TASK STATEMENT:
Scan the entries for the word "suffer" and return every line that has it.

SUPPLIED ENTRIES:
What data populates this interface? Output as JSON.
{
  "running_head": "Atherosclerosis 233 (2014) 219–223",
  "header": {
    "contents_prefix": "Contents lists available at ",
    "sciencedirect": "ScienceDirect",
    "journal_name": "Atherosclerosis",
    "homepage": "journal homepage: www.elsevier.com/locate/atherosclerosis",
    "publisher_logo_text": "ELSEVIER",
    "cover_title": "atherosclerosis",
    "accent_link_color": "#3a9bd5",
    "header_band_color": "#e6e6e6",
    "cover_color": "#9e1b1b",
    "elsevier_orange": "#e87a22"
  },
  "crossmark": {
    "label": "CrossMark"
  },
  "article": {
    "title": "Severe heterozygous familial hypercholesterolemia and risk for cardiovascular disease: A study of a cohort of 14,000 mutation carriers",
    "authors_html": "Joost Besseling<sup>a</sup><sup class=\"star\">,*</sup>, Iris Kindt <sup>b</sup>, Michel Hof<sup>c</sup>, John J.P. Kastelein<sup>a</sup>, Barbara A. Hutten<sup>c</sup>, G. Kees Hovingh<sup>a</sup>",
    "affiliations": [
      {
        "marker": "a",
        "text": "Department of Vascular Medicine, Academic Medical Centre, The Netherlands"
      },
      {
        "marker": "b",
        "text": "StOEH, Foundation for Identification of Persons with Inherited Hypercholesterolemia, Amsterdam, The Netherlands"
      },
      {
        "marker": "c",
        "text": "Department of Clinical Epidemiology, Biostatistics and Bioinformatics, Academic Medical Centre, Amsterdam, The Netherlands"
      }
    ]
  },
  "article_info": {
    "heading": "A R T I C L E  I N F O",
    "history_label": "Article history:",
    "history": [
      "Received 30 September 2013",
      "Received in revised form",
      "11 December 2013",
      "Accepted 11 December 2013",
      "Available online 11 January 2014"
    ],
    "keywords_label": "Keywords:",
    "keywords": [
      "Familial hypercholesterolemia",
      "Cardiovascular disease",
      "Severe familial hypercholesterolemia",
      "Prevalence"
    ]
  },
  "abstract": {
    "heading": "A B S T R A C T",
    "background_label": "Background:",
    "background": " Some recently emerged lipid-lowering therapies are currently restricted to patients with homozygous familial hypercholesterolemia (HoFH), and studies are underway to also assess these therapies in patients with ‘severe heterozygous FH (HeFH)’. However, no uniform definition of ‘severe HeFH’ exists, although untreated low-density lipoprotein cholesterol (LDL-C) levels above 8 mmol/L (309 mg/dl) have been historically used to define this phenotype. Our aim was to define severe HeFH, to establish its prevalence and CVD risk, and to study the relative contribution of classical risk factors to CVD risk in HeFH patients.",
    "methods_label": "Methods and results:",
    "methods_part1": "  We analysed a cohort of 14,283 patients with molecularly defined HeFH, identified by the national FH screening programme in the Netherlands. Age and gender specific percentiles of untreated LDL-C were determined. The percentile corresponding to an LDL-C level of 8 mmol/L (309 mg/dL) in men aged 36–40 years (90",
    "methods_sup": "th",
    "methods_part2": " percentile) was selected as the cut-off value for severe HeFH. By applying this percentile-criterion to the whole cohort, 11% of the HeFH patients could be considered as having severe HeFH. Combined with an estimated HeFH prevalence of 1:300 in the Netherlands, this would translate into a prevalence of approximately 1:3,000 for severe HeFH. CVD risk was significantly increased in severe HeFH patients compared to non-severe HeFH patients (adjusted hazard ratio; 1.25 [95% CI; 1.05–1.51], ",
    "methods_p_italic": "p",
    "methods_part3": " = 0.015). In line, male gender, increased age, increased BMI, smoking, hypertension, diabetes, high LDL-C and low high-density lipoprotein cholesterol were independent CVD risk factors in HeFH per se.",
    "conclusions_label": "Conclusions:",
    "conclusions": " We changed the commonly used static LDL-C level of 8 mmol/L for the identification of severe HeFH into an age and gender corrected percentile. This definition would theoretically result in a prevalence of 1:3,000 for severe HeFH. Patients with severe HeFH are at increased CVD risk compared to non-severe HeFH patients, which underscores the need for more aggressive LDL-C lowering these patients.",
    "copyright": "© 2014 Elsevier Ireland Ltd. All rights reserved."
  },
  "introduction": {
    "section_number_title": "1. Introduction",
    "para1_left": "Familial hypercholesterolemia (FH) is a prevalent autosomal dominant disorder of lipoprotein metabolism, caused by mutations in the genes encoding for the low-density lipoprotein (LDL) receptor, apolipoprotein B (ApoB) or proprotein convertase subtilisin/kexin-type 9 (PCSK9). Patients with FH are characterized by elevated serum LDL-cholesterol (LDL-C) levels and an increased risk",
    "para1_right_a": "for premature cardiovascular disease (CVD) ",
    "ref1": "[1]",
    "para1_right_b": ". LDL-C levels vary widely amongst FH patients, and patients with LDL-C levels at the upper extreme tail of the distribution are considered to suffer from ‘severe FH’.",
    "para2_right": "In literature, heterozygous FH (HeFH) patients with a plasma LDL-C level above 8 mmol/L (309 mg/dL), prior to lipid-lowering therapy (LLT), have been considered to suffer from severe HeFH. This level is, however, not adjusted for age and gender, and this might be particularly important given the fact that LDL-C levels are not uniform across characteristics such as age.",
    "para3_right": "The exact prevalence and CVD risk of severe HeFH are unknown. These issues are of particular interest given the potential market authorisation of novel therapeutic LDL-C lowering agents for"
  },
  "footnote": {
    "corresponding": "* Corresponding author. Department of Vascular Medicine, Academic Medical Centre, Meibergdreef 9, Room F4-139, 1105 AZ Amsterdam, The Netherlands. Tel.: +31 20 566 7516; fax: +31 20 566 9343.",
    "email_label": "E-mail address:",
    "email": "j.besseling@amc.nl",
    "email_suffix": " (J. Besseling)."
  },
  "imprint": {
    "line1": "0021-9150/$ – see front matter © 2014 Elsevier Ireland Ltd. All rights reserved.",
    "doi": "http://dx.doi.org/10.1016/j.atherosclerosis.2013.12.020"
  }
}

YOUR RESPONSE:
    "para1_right_b": ". LDL-C levels vary widely amongst FH patients, and patients with LDL-C levels at the upper extreme tail of the distribution are considered to suffer from ‘severe FH’.",
    "para2_right": "In literature, heterozygous FH (HeFH) patients with a plasma LDL-C level above 8 mmol/L (309 mg/dL), prior to lipid-lowering therapy (LLT), have been considered to suffer from severe HeFH. This level is, however, not adjusted for age and gender, and this might be particularly important given the fact that LDL-C levels are not uniform across characteristics such as age.",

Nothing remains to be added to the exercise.